**Work to do**
Please repeat all of the listing exactly.

(Stored data)
····················

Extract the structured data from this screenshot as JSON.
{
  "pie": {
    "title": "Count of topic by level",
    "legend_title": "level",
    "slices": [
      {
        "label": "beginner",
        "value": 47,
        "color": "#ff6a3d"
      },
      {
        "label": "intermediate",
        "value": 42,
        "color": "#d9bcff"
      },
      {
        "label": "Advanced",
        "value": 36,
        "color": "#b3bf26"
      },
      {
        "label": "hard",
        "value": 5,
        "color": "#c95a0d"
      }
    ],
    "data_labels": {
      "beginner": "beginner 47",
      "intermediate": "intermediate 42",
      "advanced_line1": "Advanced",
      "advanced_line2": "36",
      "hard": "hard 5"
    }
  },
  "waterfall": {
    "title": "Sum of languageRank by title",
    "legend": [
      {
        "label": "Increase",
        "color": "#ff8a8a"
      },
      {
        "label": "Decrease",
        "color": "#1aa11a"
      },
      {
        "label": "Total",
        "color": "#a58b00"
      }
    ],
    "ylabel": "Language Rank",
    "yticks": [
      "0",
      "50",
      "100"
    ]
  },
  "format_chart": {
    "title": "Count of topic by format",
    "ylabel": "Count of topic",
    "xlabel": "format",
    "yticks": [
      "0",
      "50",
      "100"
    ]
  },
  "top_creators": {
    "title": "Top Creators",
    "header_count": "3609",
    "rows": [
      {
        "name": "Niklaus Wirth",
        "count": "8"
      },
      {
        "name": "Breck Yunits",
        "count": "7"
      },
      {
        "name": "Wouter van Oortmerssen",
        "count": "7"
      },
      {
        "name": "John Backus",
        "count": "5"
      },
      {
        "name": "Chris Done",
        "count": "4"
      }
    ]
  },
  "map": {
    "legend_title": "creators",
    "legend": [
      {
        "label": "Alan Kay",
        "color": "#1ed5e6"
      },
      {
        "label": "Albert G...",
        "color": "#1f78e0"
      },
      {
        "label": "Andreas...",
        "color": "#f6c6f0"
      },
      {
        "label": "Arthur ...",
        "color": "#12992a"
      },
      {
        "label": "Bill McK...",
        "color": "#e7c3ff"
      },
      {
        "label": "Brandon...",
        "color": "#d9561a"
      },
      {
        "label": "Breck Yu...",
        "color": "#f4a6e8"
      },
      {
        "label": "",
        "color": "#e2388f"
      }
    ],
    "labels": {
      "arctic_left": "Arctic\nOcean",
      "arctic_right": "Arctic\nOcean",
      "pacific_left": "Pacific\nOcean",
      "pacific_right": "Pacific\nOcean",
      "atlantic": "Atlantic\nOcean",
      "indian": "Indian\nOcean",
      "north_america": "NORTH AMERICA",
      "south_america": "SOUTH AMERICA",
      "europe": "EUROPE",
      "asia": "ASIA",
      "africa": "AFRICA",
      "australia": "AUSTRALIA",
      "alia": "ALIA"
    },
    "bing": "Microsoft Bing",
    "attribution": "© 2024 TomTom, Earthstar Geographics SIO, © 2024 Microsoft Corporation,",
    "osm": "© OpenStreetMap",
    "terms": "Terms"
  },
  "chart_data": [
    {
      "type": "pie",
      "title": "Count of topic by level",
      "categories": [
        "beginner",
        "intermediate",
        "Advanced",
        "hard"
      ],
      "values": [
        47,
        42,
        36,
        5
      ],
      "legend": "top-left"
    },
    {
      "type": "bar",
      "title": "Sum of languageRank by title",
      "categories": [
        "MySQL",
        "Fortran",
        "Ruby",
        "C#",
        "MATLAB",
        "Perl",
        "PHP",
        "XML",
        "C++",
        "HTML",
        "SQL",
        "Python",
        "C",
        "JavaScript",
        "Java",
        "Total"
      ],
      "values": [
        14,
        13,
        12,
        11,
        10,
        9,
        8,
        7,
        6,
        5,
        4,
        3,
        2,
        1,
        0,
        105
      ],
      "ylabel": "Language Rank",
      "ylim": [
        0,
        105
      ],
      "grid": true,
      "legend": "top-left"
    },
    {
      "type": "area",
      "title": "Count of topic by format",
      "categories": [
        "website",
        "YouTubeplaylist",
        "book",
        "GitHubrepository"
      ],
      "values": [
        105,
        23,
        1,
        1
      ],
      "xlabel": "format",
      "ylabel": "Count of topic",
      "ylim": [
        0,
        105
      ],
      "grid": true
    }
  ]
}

····················

**The completed task**
Extract the structured data from this screenshot as JSON.
{
  "pie": {
    "title": "Count of topic by level",
    "legend_title": "level",
    "slices": [
      {
        "label": "beginner",
        "value": 47,
        "color": "#ff6a3d"
      },
      {
        "label": "intermediate",
        "value": 42,
        "color": "#d9bcff"
      },
      {
        "label": "Advanced",
        "value": 36,
        "color": "#b3bf26"
      },
      {
        "label": "hard",
        "value": 5,
        "color": "#c95a0d"
      }
    ],
    "data_labels": {
      "beginner": "beginner 47",
      "intermediate": "intermediate 42",
      "advanced_line1": "Advanced",
      "advanced_line2": "36",
      "hard": "hard 5"
    }
  },
  "waterfall": {
    "title": "Sum of languageRank by title",
    "legend": [
      {
        "label": "Increase",
        "color": "#ff8a8a"
      },
      {
        "label": "Decrease",
        "color": "#1aa11a"
      },
      {
        "label": "Total",
        "color": "#a58b00"
      }
    ],
    "ylabel": "Language Rank",
    "yticks": [
      "0",
      "50",
      "100"
    ]
  },
  "format_chart": {
    "title": "Count of topic by format",
    "ylabel": "Count of topic",
    "xlabel": "format",
    "yticks": [
      "0",
      "50",
      "100"
    ]
  },
  "top_creators": {
    "title": "Top Creators",
    "header_count": "3609",
    "rows": [
      {
        "name": "Niklaus Wirth",
        "count": "8"
      },
      {
        "name": "Breck Yunits",
        "count": "7"
      },
      {
        "name": "Wouter van Oortmerssen",
        "count": "7"
      },
      {
        "name": "John Backus",
        "count": "5"
      },
      {
        "name": "Chris Done",
        "count": "4"
      }
    ]
  },
  "map": {
    "legend_title": "creators",
    "legend": [
      {
        "label": "Alan Kay",
        "color": "#1ed5e6"
      },
      {
        "label": "Albert G...",
        "color": "#1f78e0"
      },
      {
        "label": "Andreas...",
        "color": "#f6c6f0"
      },
      {
        "label": "Arthur ...",
        "color": "#12992a"
      },
      {
        "label": "Bill McK...",
        "color": "#e7c3ff"
      },
      {
        "label": "Brandon...",
        "color": "#d9561a"
      },
      {
        "label": "Breck Yu...",
        "color": "#f4a6e8"
      },
      {
        "label": "",
        "color": "#e2388f"
      }
    ],
    "labels": {
      "arctic_left": "Arctic\nOcean",
      "arctic_right": "Arctic\nOcean",
      "pacific_left": "Pacific\nOcean",
      "pacific_right": "Pacific\nOcean",
      "atlantic": "Atlantic\nOcean",
      "indian": "Indian\nOcean",
      "north_america": "NORTH AMERICA",
      "south_america": "SOUTH AMERICA",
      "europe": "EUROPE",
      "asia": "ASIA",
      "africa": "AFRICA",
      "australia": "AUSTRALIA",
      "alia": "ALIA"
    },
    "bing": "Microsoft Bing",
    "attribution": "© 2024 TomTom, Earthstar Geographics SIO, © 2024 Microsoft Corporation,",
    "osm": "© OpenStreetMap",
    "terms": "Terms"
  },
  "chart_data": [
    {
      "type": "pie",
      "title": "Count of topic by level",
      "categories": [
        "beginner",
        "intermediate",
        "Advanced",
        "hard"
      ],
      "values": [
        47,
        42,
        36,
        5
      ],
      "legend": "top-left"
    },
    {
      "type": "bar",
      "title": "Sum of languageRank by title",
      "categories": [
        "MySQL",
        "Fortran",
        "Ruby",
        "C#",
        "MATLAB",
        "Perl",
        "PHP",
        "XML",
        "C++",
        "HTML",
        "SQL",
        "Python",
        "C",
        "JavaScript",
        "Java",
        "Total"
      ],
      "values": [
        14,
        13,
        12,
        11,
        10,
        9,
        8,
        7,
        6,
        5,
        4,
        3,
        2,
        1,
        0,
        105
      ],
      "ylabel": "Language Rank",
      "ylim": [
        0,
        105
      ],
      "grid": true,
      "legend": "top-left"
    },
    {
      "type": "area",
      "title": "Count of topic by format",
      "categories": [
        "website",
        "YouTubeplaylist",
        "book",
        "GitHubrepository"
      ],
      "values": [
        105,
        23,
        1,
        1
      ],
      "xlabel": "format",
      "ylabel": "Count of topic",
      "ylim": [
        0,
        105
      ],
      "grid": true
    }
  ]
}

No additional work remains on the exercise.